:: Document section ::

Inheritance and Divorce in Florida

Last updated on December 16, 2022
Divorce and inheritance in Florida

A married couple will rarely receive an inheritance together.  More typically, one spouse will receive an inheritance via a bequest individually, i.e. “to my loving daughter”  What happens to this inherited property after a Florida divorce?

Marital Property vs. Non-Marital Property in Florida 

The Florida statutes outline that “the court shall set apart to each spouse that spouse’s nonmarital assets and liabilities” and that for marital assets “the distribution should be equal” Fla. Stat. Sec 61.075

So, if an asset is non-marital, whoever has that asset in their name or possession gets to keep that asset after the divorce without dividing it.  If an asset is marital, that asset’s value will be split 50/50 in the divorce.

So, what kind of asset is an inheritance in a Florida divorce?

“Nonmarital assets and liabilities” include: Assets acquired separately by either party by noninterspousal gift, bequest, devise, or descent, and assets acquired in exchange for such assets;” Fla. Stat. Sec. 61.075(6)(a)(4)(b)

:::

#### Task requirements
1 – In the text on inheritance and divorce in Florida, how is the value of a marital asset divided in a divorce?
2 – The statute quoted at the end of the Florida inheritance and divorce text gives several ways a party can separately acquire a nonmarital asset. List each of those ways.
3 – Continue the text on inheritance and divorce in Florida after its final statutory quotation.
The data that comes next is separate from the Florida inheritance and divorce text.

:: Data extract ::

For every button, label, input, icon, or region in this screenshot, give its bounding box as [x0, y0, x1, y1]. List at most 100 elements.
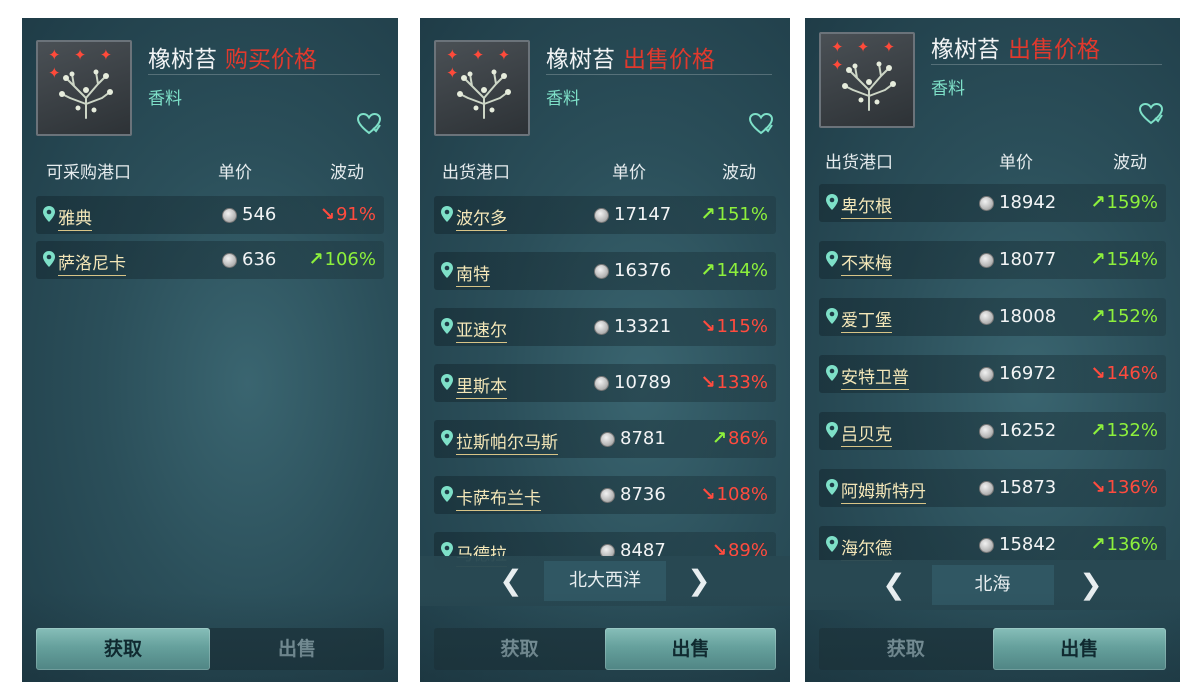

:::

#### Results for the exercise
1 – It is split 50/50.

2 –
- Noninterspousal gift
- Bequest
- Devise
- Descent

3 –
Any inheritance is a non-marital asset and can therefore will not be divided in a Florida divorce.  What’s more, if you sell that inherited asset and buy something new with the proceeds from the sale, the new purchase will remain a non-marital asset.

Proving an asset is inherited in a Florida divorce

You’re going to have to prove that the asset was inherited.

“All assets acquired and liabilities incurred by either spouse subsequent to the date of the marriage and not specifically established as nonmarital assets or liabilities are presumed to be marital assets and liabilities. Such presumption is overcome by a showing that the assets and liabilities are nonmarital assets and liabilities.” Fla. Stat. Sec. 61.075(a)

This requires a clear showing of your finances proving that the property in question came directly and exclusively from the inheritance.

Inheritance and alimony in a Florida divorce

To determine alimony in a Florida divorce “the court shall first make a specific factual determination as to whether either party has an actual need for alimony or maintenance and whether either party has the ability to pay alimony or maintenance” Fla. Stat. Sec. 61.08

There’s a two-part test to determine alimony:  1) Does a person need alimony and 2) Can the other person pay alimony.

In answering those two questions the Florida courts may consider “The financial resources of each party, including the nonmarital and the marital assets and liabilities distributed to each.” Fla. Stat. Sec. 61.08(d)

So, an inheritance can cause a person to be capable of paying alimony even though the inheritance is non-marital property in Florida.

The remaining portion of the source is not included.